* [THE REQUEST] The entries that follow should be written out exactly.

* [DATA PROVIDED]
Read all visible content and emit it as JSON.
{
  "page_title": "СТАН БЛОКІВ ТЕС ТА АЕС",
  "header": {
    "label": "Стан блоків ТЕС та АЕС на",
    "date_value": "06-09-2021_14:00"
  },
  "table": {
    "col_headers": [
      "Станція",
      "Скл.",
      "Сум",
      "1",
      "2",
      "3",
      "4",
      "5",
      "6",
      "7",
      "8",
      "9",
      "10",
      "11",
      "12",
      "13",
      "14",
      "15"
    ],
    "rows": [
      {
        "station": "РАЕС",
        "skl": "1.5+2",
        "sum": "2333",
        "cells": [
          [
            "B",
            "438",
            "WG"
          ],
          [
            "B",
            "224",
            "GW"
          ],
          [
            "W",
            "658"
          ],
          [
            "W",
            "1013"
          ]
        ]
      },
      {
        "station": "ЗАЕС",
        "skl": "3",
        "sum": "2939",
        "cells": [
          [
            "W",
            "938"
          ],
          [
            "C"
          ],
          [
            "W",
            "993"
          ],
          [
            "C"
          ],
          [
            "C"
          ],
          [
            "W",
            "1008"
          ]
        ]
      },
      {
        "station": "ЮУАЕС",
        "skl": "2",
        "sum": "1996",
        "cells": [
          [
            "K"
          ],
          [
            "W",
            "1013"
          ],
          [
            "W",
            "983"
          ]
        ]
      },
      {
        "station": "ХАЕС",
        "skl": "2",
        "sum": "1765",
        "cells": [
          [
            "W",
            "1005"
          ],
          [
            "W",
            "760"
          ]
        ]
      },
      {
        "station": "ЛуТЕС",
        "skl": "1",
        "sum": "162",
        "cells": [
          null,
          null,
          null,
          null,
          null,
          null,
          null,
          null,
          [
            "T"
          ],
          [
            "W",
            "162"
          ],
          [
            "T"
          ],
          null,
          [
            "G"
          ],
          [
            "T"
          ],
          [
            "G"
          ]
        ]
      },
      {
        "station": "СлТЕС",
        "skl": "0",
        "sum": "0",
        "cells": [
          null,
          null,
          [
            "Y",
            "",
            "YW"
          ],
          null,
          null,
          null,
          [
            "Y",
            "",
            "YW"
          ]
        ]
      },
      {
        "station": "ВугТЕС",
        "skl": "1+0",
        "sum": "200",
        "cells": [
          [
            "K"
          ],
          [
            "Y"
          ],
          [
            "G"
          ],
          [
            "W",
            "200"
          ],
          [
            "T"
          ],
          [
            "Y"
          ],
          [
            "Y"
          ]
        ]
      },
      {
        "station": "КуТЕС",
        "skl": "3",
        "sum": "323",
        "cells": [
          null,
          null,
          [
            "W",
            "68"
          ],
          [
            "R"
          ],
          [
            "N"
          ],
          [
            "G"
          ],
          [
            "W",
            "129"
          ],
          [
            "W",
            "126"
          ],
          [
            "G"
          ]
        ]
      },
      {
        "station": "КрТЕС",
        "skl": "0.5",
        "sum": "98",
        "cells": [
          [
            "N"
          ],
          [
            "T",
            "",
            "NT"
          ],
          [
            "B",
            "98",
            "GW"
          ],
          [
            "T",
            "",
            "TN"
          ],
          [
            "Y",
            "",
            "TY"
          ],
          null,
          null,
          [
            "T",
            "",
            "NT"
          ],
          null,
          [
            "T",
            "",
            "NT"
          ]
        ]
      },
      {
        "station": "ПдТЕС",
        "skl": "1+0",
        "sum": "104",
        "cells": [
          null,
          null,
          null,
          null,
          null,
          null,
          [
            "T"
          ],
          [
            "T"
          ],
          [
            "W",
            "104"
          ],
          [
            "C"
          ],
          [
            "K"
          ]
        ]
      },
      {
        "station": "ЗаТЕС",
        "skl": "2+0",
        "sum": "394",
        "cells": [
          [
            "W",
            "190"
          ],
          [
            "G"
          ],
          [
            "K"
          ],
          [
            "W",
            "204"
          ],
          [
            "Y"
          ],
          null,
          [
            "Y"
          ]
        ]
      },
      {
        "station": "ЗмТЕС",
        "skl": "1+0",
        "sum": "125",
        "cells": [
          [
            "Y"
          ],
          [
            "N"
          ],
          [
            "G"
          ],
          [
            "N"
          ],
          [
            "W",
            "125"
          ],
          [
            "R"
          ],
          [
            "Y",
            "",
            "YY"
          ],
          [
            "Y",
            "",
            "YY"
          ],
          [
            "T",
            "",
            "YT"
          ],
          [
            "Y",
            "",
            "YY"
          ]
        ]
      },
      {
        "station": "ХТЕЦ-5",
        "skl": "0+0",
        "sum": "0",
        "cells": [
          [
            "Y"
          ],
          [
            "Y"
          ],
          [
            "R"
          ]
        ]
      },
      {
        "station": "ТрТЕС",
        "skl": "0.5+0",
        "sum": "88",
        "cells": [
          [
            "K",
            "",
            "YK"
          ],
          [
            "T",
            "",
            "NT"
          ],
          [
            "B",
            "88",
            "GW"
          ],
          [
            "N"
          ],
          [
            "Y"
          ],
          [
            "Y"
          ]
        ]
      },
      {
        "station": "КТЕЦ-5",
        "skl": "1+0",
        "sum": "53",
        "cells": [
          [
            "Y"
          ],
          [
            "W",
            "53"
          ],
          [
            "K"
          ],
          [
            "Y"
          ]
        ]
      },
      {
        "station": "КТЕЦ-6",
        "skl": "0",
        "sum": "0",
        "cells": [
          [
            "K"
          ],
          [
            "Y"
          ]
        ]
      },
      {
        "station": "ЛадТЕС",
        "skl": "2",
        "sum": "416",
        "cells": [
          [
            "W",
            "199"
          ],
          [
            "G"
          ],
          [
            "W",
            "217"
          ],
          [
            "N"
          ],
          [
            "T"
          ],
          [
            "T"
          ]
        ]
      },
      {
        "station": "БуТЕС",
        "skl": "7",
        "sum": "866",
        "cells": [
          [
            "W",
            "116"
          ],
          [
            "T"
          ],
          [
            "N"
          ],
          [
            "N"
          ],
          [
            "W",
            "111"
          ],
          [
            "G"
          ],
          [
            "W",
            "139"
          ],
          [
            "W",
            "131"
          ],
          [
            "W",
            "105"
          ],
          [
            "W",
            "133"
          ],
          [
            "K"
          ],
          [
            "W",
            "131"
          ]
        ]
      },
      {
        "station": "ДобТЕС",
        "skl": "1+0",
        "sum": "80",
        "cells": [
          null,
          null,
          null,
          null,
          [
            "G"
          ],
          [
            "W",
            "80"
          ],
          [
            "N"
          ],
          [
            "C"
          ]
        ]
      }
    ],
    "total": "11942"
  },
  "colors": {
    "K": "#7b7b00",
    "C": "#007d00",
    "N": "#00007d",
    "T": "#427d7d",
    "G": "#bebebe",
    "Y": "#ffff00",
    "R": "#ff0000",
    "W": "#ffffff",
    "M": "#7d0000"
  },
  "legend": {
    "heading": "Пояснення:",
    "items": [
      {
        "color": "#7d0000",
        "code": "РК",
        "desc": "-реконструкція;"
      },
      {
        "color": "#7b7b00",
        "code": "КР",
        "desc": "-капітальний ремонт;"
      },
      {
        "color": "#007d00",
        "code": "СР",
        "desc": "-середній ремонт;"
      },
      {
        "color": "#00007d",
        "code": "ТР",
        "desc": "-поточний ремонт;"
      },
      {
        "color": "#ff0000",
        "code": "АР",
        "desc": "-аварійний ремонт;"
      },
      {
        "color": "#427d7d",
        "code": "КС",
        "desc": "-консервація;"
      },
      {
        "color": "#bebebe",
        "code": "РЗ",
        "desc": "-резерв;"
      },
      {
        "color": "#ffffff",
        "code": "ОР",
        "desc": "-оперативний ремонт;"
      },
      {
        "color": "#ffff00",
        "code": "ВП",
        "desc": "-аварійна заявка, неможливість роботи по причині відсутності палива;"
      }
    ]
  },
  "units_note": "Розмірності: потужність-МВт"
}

* [COMPLETED TASK]
Read all visible content and emit it as JSON.
{
  "page_title": "СТАН БЛОКІВ ТЕС ТА АЕС",
  "header": {
    "label": "Стан блоків ТЕС та АЕС на",
    "date_value": "06-09-2021_14:00"
  },
  "table": {
    "col_headers": [
      "Станція",
      "Скл.",
      "Сум",
      "1",
      "2",
      "3",
      "4",
      "5",
      "6",
      "7",
      "8",
      "9",
      "10",
      "11",
      "12",
      "13",
      "14",
      "15"
    ],
    "rows": [
      {
        "station": "РАЕС",
        "skl": "1.5+2",
        "sum": "2333",
        "cells": [
          [
            "B",
            "438",
            "WG"
          ],
          [
            "B",
            "224",
            "GW"
          ],
          [
            "W",
            "658"
          ],
          [
            "W",
            "1013"
          ]
        ]
      },
      {
        "station": "ЗАЕС",
        "skl": "3",
        "sum": "2939",
        "cells": [
          [
            "W",
            "938"
          ],
          [
            "C"
          ],
          [
            "W",
            "993"
          ],
          [
            "C"
          ],
          [
            "C"
          ],
          [
            "W",
            "1008"
          ]
        ]
      },
      {
        "station": "ЮУАЕС",
        "skl": "2",
        "sum": "1996",
        "cells": [
          [
            "K"
          ],
          [
            "W",
            "1013"
          ],
          [
            "W",
            "983"
          ]
        ]
      },
      {
        "station": "ХАЕС",
        "skl": "2",
        "sum": "1765",
        "cells": [
          [
            "W",
            "1005"
          ],
          [
            "W",
            "760"
          ]
        ]
      },
      {
        "station": "ЛуТЕС",
        "skl": "1",
        "sum": "162",
        "cells": [
          null,
          null,
          null,
          null,
          null,
          null,
          null,
          null,
          [
            "T"
          ],
          [
            "W",
            "162"
          ],
          [
            "T"
          ],
          null,
          [
            "G"
          ],
          [
            "T"
          ],
          [
            "G"
          ]
        ]
      },
      {
        "station": "СлТЕС",
        "skl": "0",
        "sum": "0",
        "cells": [
          null,
          null,
          [
            "Y",
            "",
            "YW"
          ],
          null,
          null,
          null,
          [
            "Y",
            "",
            "YW"
          ]
        ]
      },
      {
        "station": "ВугТЕС",
        "skl": "1+0",
        "sum": "200",
        "cells": [
          [
            "K"
          ],
          [
            "Y"
          ],
          [
            "G"
          ],
          [
            "W",
            "200"
          ],
          [
            "T"
          ],
          [
            "Y"
          ],
          [
            "Y"
          ]
        ]
      },
      {
        "station": "КуТЕС",
        "skl": "3",
        "sum": "323",
        "cells": [
          null,
          null,
          [
            "W",
            "68"
          ],
          [
            "R"
          ],
          [
            "N"
          ],
          [
            "G"
          ],
          [
            "W",
            "129"
          ],
          [
            "W",
            "126"
          ],
          [
            "G"
          ]
        ]
      },
      {
        "station": "КрТЕС",
        "skl": "0.5",
        "sum": "98",
        "cells": [
          [
            "N"
          ],
          [
            "T",
            "",
            "NT"
          ],
          [
            "B",
            "98",
            "GW"
          ],
          [
            "T",
            "",
            "TN"
          ],
          [
            "Y",
            "",
            "TY"
          ],
          null,
          null,
          [
            "T",
            "",
            "NT"
          ],
          null,
          [
            "T",
            "",
            "NT"
          ]
        ]
      },
      {
        "station": "ПдТЕС",
        "skl": "1+0",
        "sum": "104",
        "cells": [
          null,
          null,
          null,
          null,
          null,
          null,
          [
            "T"
          ],
          [
            "T"
          ],
          [
            "W",
            "104"
          ],
          [
            "C"
          ],
          [
            "K"
          ]
        ]
      },
      {
        "station": "ЗаТЕС",
        "skl": "2+0",
        "sum": "394",
        "cells": [
          [
            "W",
            "190"
          ],
          [
            "G"
          ],
          [
            "K"
          ],
          [
            "W",
            "204"
          ],
          [
            "Y"
          ],
          null,
          [
            "Y"
          ]
        ]
      },
      {
        "station": "ЗмТЕС",
        "skl": "1+0",
        "sum": "125",
        "cells": [
          [
            "Y"
          ],
          [
            "N"
          ],
          [
            "G"
          ],
          [
            "N"
          ],
          [
            "W",
            "125"
          ],
          [
            "R"
          ],
          [
            "Y",
            "",
            "YY"
          ],
          [
            "Y",
            "",
            "YY"
          ],
          [
            "T",
            "",
            "YT"
          ],
          [
            "Y",
            "",
            "YY"
          ]
        ]
      },
      {
        "station": "ХТЕЦ-5",
        "skl": "0+0",
        "sum": "0",
        "cells": [
          [
            "Y"
          ],
          [
            "Y"
          ],
          [
            "R"
          ]
        ]
      },
      {
        "station": "ТрТЕС",
        "skl": "0.5+0",
        "sum": "88",
        "cells": [
          [
            "K",
            "",
            "YK"
          ],
          [
            "T",
            "",
            "NT"
          ],
          [
            "B",
            "88",
            "GW"
          ],
          [
            "N"
          ],
          [
            "Y"
          ],
          [
            "Y"
          ]
        ]
      },
      {
        "station": "КТЕЦ-5",
        "skl": "1+0",
        "sum": "53",
        "cells": [
          [
            "Y"
          ],
          [
            "W",
            "53"
          ],
          [
            "K"
          ],
          [
            "Y"
          ]
        ]
      },
      {
        "station": "КТЕЦ-6",
        "skl": "0",
        "sum": "0",
        "cells": [
          [
            "K"
          ],
          [
            "Y"
          ]
        ]
      },
      {
        "station": "ЛадТЕС",
        "skl": "2",
        "sum": "416",
        "cells": [
          [
            "W",
            "199"
          ],
          [
            "G"
          ],
          [
            "W",
            "217"
          ],
          [
            "N"
          ],
          [
            "T"
          ],
          [
            "T"
          ]
        ]
      },
      {
        "station": "БуТЕС",
        "skl": "7",
        "sum": "866",
        "cells": [
          [
            "W",
            "116"
          ],
          [
            "T"
          ],
          [
            "N"
          ],
          [
            "N"
          ],
          [
            "W",
            "111"
          ],
          [
            "G"
          ],
          [
            "W",
            "139"
          ],
          [
            "W",
            "131"
          ],
          [
            "W",
            "105"
          ],
          [
            "W",
            "133"
          ],
          [
            "K"
          ],
          [
            "W",
            "131"
          ]
        ]
      },
      {
        "station": "ДобТЕС",
        "skl": "1+0",
        "sum": "80",
        "cells": [
          null,
          null,
          null,
          null,
          [
            "G"
          ],
          [
            "W",
            "80"
          ],
          [
            "N"
          ],
          [
            "C"
          ]
        ]
      }
    ],
    "total": "11942"
  },
  "colors": {
    "K": "#7b7b00",
    "C": "#007d00",
    "N": "#00007d",
    "T": "#427d7d",
    "G": "#bebebe",
    "Y": "#ffff00",
    "R": "#ff0000",
    "W": "#ffffff",
    "M": "#7d0000"
  },
  "legend": {
    "heading": "Пояснення:",
    "items": [
      {
        "color": "#7d0000",
        "code": "РК",
        "desc": "-реконструкція;"
      },
      {
        "color": "#7b7b00",
        "code": "КР",
        "desc": "-капітальний ремонт;"
      },
      {
        "color": "#007d00",
        "code": "СР",
        "desc": "-середній ремонт;"
      },
      {
        "color": "#00007d",
        "code": "ТР",
        "desc": "-поточний ремонт;"
      },
      {
        "color": "#ff0000",
        "code": "АР",
        "desc": "-аварійний ремонт;"
      },
      {
        "color": "#427d7d",
        "code": "КС",
        "desc": "-консервація;"
      },
      {
        "color": "#bebebe",
        "code": "РЗ",
        "desc": "-резерв;"
      },
      {
        "color": "#ffffff",
        "code": "ОР",
        "desc": "-оперативний ремонт;"
      },
      {
        "color": "#ffff00",
        "code": "ВП",
        "desc": "-аварійна заявка, неможливість роботи по причині відсутності палива;"
      }
    ]
  },
  "units_note": "Розмірності: потужність-МВт"
}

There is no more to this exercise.